Figure content listings
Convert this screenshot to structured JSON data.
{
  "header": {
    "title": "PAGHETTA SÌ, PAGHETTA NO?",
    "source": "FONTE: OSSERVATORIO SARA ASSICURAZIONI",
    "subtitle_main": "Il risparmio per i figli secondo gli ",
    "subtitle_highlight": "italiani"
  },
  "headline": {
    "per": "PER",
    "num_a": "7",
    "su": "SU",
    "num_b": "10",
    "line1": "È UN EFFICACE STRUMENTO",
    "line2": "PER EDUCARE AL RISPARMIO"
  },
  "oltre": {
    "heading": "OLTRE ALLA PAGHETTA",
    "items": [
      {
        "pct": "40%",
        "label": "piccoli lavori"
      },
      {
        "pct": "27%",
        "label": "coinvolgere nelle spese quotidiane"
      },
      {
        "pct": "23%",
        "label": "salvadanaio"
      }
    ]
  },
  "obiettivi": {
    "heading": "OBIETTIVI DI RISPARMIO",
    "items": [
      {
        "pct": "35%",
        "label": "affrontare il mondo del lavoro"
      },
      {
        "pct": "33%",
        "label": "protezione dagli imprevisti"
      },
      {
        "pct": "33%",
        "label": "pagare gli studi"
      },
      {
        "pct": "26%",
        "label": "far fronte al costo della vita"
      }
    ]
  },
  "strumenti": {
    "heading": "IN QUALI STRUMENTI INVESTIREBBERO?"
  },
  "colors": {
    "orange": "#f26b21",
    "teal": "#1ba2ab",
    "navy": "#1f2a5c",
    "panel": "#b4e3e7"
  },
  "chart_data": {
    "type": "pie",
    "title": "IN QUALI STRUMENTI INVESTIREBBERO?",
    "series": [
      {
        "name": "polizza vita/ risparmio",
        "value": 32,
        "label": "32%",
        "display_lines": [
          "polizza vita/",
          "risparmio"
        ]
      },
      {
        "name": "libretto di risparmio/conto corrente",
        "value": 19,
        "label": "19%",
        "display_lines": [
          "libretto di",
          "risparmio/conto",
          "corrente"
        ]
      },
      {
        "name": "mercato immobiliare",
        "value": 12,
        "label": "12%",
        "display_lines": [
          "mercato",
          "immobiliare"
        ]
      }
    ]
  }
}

Problem to work on >> Exactly as written, please output every entry.

Response for this exercise >>
Convert this screenshot to structured JSON data.
{
  "header": {
    "title": "PAGHETTA SÌ, PAGHETTA NO?",
    "source": "FONTE: OSSERVATORIO SARA ASSICURAZIONI",
    "subtitle_main": "Il risparmio per i figli secondo gli ",
    "subtitle_highlight": "italiani"
  },
  "headline": {
    "per": "PER",
    "num_a": "7",
    "su": "SU",
    "num_b": "10",
    "line1": "È UN EFFICACE STRUMENTO",
    "line2": "PER EDUCARE AL RISPARMIO"
  },
  "oltre": {
    "heading": "OLTRE ALLA PAGHETTA",
    "items": [
      {
        "pct": "40%",
        "label": "piccoli lavori"
      },
      {
        "pct": "27%",
        "label": "coinvolgere nelle spese quotidiane"
      },
      {
        "pct": "23%",
        "label": "salvadanaio"
      }
    ]
  },
  "obiettivi": {
    "heading": "OBIETTIVI DI RISPARMIO",
    "items": [
      {
        "pct": "35%",
        "label": "affrontare il mondo del lavoro"
      },
      {
        "pct": "33%",
        "label": "protezione dagli imprevisti"
      },
      {
        "pct": "33%",
        "label": "pagare gli studi"
      },
      {
        "pct": "26%",
        "label": "far fronte al costo della vita"
      }
    ]
  },
  "strumenti": {
    "heading": "IN QUALI STRUMENTI INVESTIREBBERO?"
  },
  "colors": {
    "orange": "#f26b21",
    "teal": "#1ba2ab",
    "navy": "#1f2a5c",
    "panel": "#b4e3e7"
  },
  "chart_data": {
    "type": "pie",
    "title": "IN QUALI STRUMENTI INVESTIREBBERO?",
    "series": [
      {
        "name": "polizza vita/ risparmio",
        "value": 32,
        "label": "32%",
        "display_lines": [
          "polizza vita/",
          "risparmio"
        ]
      },
      {
        "name": "libretto di risparmio/conto corrente",
        "value": 19,
        "label": "19%",
        "display_lines": [
          "libretto di",
          "risparmio/conto",
          "corrente"
        ]
      },
      {
        "name": "mercato immobiliare",
        "value": 12,
        "label": "12%",
        "display_lines": [
          "mercato",
          "immobiliare"
        ]
      }
    ]
  }
}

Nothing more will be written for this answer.